**What you should do**. Copy every one of the entries below word for word, adding nothing and leaving nothing out.
--- Start of Materials provided ---
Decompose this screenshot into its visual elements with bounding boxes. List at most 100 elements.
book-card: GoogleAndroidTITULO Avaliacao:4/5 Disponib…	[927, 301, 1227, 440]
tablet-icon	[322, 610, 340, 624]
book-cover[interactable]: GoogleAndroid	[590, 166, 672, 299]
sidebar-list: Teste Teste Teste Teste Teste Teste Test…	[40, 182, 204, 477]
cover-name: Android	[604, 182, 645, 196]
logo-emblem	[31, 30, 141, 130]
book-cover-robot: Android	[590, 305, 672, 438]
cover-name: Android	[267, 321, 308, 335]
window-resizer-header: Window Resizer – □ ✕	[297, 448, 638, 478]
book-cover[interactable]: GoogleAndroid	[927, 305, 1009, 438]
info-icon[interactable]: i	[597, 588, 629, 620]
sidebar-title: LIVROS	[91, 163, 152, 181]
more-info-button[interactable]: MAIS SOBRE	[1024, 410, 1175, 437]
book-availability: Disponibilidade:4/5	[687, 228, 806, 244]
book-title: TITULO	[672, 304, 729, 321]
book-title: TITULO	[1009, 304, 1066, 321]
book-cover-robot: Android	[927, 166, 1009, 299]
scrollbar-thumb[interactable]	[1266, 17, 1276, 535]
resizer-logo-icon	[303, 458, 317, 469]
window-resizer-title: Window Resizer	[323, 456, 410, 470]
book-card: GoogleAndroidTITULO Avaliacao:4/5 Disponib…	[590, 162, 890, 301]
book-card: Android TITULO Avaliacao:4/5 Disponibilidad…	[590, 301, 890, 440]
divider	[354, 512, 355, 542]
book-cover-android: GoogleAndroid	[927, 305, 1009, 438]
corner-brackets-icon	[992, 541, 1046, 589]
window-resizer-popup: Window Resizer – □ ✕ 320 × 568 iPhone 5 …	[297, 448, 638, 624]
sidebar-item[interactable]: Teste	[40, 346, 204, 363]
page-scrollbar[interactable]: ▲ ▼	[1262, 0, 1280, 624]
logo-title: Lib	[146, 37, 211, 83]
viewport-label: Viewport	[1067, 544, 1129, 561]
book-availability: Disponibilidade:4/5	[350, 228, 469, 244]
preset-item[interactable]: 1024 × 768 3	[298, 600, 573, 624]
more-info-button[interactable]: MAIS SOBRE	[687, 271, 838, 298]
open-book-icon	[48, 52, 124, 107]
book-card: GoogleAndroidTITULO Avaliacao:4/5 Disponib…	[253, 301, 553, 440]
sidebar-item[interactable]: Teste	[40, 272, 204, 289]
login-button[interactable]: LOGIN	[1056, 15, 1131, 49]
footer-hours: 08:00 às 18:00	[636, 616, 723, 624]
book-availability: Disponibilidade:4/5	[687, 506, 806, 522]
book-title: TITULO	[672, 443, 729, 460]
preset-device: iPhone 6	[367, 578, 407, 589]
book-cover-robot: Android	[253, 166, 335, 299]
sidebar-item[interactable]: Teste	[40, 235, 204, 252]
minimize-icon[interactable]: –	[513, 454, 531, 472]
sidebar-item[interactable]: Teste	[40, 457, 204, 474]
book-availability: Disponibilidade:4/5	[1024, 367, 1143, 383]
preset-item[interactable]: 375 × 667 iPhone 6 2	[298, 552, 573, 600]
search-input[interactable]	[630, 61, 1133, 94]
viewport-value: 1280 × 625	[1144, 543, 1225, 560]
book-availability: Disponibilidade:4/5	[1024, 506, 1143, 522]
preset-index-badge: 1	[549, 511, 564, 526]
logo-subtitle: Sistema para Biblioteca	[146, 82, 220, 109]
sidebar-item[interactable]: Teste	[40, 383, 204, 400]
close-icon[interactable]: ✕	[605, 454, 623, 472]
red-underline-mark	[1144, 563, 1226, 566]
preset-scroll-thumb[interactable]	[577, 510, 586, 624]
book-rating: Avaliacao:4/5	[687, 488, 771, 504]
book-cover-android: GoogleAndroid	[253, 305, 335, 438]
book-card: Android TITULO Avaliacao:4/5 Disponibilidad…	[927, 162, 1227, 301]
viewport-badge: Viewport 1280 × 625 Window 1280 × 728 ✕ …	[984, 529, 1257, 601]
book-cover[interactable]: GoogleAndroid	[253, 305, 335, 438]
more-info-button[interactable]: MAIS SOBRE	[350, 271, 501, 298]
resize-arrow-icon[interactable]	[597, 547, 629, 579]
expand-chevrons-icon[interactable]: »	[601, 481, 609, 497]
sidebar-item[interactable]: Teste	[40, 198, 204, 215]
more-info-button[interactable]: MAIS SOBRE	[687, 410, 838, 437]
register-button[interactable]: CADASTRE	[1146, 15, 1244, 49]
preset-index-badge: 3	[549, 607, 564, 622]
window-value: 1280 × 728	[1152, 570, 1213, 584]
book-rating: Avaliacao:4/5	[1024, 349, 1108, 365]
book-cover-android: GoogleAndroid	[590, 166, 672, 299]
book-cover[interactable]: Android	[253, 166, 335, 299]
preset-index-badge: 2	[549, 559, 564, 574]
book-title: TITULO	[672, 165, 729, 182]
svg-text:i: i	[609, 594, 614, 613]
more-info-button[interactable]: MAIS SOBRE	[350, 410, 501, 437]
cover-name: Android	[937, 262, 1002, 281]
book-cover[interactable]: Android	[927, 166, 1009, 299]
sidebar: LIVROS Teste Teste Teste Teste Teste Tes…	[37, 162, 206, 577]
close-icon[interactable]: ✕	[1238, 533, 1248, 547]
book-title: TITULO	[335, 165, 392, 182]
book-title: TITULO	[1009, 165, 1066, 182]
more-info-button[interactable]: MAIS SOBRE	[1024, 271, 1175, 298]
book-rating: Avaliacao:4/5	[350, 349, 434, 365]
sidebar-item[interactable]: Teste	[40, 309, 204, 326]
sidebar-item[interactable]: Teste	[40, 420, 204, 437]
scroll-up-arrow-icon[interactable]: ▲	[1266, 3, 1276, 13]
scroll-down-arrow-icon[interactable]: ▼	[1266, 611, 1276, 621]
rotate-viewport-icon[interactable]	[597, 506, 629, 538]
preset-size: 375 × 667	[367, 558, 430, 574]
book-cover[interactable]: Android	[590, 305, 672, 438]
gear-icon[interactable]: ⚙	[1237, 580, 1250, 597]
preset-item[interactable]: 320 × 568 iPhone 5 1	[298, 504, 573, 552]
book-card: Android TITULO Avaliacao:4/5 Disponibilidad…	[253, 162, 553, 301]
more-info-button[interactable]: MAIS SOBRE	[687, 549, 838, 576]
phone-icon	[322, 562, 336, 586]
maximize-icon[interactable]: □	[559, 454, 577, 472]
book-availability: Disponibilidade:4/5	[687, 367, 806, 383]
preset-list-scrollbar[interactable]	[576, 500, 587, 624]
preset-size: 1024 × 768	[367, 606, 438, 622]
--- End of Materials provided ---
**Result**.
Decompose this screenshot into its visual elements with bounding boxes. List at most 100 elements.
book-card: GoogleAndroidTITULO Avaliacao:4/5 Disponib…	[927, 301, 1227, 440]
tablet-icon	[322, 610, 340, 624]
book-cover[interactable]: GoogleAndroid	[590, 166, 672, 299]
sidebar-list: Teste Teste Teste Teste Teste Teste Test…	[40, 182, 204, 477]
cover-name: Android	[604, 182, 645, 196]
logo-emblem	[31, 30, 141, 130]
book-cover-robot: Android	[590, 305, 672, 438]
cover-name: Android	[267, 321, 308, 335]
window-resizer-header: Window Resizer – □ ✕	[297, 448, 638, 478]
book-cover[interactable]: GoogleAndroid	[927, 305, 1009, 438]
info-icon[interactable]: i	[597, 588, 629, 620]
sidebar-title: LIVROS	[91, 163, 152, 181]
more-info-button[interactable]: MAIS SOBRE	[1024, 410, 1175, 437]
book-availability: Disponibilidade:4/5	[687, 228, 806, 244]
book-title: TITULO	[672, 304, 729, 321]
book-title: TITULO	[1009, 304, 1066, 321]
book-cover-robot: Android	[927, 166, 1009, 299]
scrollbar-thumb[interactable]	[1266, 17, 1276, 535]
resizer-logo-icon	[303, 458, 317, 469]
window-resizer-title: Window Resizer	[323, 456, 410, 470]
book-card: GoogleAndroidTITULO Avaliacao:4/5 Disponib…	[590, 162, 890, 301]
book-card: Android TITULO Avaliacao:4/5 Disponibilidad…	[590, 301, 890, 440]
divider	[354, 512, 355, 542]
book-cover-android: GoogleAndroid	[927, 305, 1009, 438]
corner-brackets-icon	[992, 541, 1046, 589]
window-resizer-popup: Window Resizer – □ ✕ 320 × 568 iPhone 5 …	[297, 448, 638, 624]
sidebar-item[interactable]: Teste	[40, 346, 204, 363]
page-scrollbar[interactable]: ▲ ▼	[1262, 0, 1280, 624]
logo-title: Lib	[146, 37, 211, 83]
viewport-label: Viewport	[1067, 544, 1129, 561]
book-availability: Disponibilidade:4/5	[350, 228, 469, 244]
preset-item[interactable]: 1024 × 768 3	[298, 600, 573, 624]
more-info-button[interactable]: MAIS SOBRE	[687, 271, 838, 298]
open-book-icon	[48, 52, 124, 107]
book-card: GoogleAndroidTITULO Avaliacao:4/5 Disponib…	[253, 301, 553, 440]
sidebar-item[interactable]: Teste	[40, 272, 204, 289]
login-button[interactable]: LOGIN	[1056, 15, 1131, 49]
footer-hours: 08:00 às 18:00	[636, 616, 723, 624]
book-availability: Disponibilidade:4/5	[687, 506, 806, 522]
book-title: TITULO	[672, 443, 729, 460]
preset-device: iPhone 6	[367, 578, 407, 589]
book-cover-robot: Android	[253, 166, 335, 299]
sidebar-item[interactable]: Teste	[40, 235, 204, 252]
minimize-icon[interactable]: –	[513, 454, 531, 472]
sidebar-item[interactable]: Teste	[40, 457, 204, 474]
book-availability: Disponibilidade:4/5	[1024, 367, 1143, 383]
preset-item[interactable]: 375 × 667 iPhone 6 2	[298, 552, 573, 600]
search-input[interactable]	[630, 61, 1133, 94]
viewport-value: 1280 × 625	[1144, 543, 1225, 560]
book-availability: Disponibilidade:4/5	[1024, 506, 1143, 522]
preset-index-badge: 1	[549, 511, 564, 526]
logo-subtitle: Sistema para Biblioteca	[146, 82, 220, 109]
sidebar-item[interactable]: Teste	[40, 383, 204, 400]
close-icon[interactable]: ✕	[605, 454, 623, 472]
red-underline-mark	[1144, 563, 1226, 566]
preset-scroll-thumb[interactable]	[577, 510, 586, 624]
book-rating: Avaliacao:4/5	[687, 488, 771, 504]
book-cover-android: GoogleAndroid	[253, 305, 335, 438]
book-card: Android TITULO Avaliacao:4/5 Disponibilidad…	[927, 162, 1227, 301]
viewport-badge: Viewport 1280 × 625 Window 1280 × 728 ✕ …	[984, 529, 1257, 601]
book-cover[interactable]: GoogleAndroid	[253, 305, 335, 438]
more-info-button[interactable]: MAIS SOBRE	[350, 271, 501, 298]
resize-arrow-icon[interactable]	[597, 547, 629, 579]
expand-chevrons-icon[interactable]: »	[601, 481, 609, 497]
sidebar-item[interactable]: Teste	[40, 198, 204, 215]
more-info-button[interactable]: MAIS SOBRE	[687, 410, 838, 437]
register-button[interactable]: CADASTRE	[1146, 15, 1244, 49]
preset-index-badge: 3	[549, 607, 564, 622]
window-value: 1280 × 728	[1152, 570, 1213, 584]
book-rating: Avaliacao:4/5	[1024, 349, 1108, 365]
book-cover-android: GoogleAndroid	[590, 166, 672, 299]
book-cover[interactable]: Android	[253, 166, 335, 299]
preset-index-badge: 2	[549, 559, 564, 574]
book-title: TITULO	[672, 165, 729, 182]
svg-text:i: i	[609, 594, 614, 613]
more-info-button[interactable]: MAIS SOBRE	[350, 410, 501, 437]
cover-name: Android	[937, 262, 1002, 281]
book-cover[interactable]: Android	[927, 166, 1009, 299]
sidebar: LIVROS Teste Teste Teste Teste Teste Tes…	[37, 162, 206, 577]
close-icon[interactable]: ✕	[1238, 533, 1248, 547]
book-title: TITULO	[335, 165, 392, 182]
book-title: TITULO	[1009, 165, 1066, 182]
more-info-button[interactable]: MAIS SOBRE	[1024, 271, 1175, 298]
book-rating: Avaliacao:4/5	[350, 349, 434, 365]
sidebar-item[interactable]: Teste	[40, 309, 204, 326]
sidebar-item[interactable]: Teste	[40, 420, 204, 437]
scroll-up-arrow-icon[interactable]: ▲	[1266, 3, 1276, 13]
scroll-down-arrow-icon[interactable]: ▼	[1266, 611, 1276, 621]
rotate-viewport-icon[interactable]	[597, 506, 629, 538]
preset-size: 375 × 667	[367, 558, 430, 574]
book-cover[interactable]: Android	[590, 305, 672, 438]
gear-icon[interactable]: ⚙	[1237, 580, 1250, 597]
preset-item[interactable]: 320 × 568 iPhone 5 1	[298, 504, 573, 552]
book-card: Android TITULO Avaliacao:4/5 Disponibilidad…	[253, 162, 553, 301]
more-info-button[interactable]: MAIS SOBRE	[687, 549, 838, 576]
phone-icon	[322, 562, 336, 586]
maximize-icon[interactable]: □	[559, 454, 577, 472]
book-availability: Disponibilidade:4/5	[687, 367, 806, 383]
preset-list-scrollbar[interactable]	[576, 500, 587, 624]
preset-size: 1024 × 768	[367, 606, 438, 622]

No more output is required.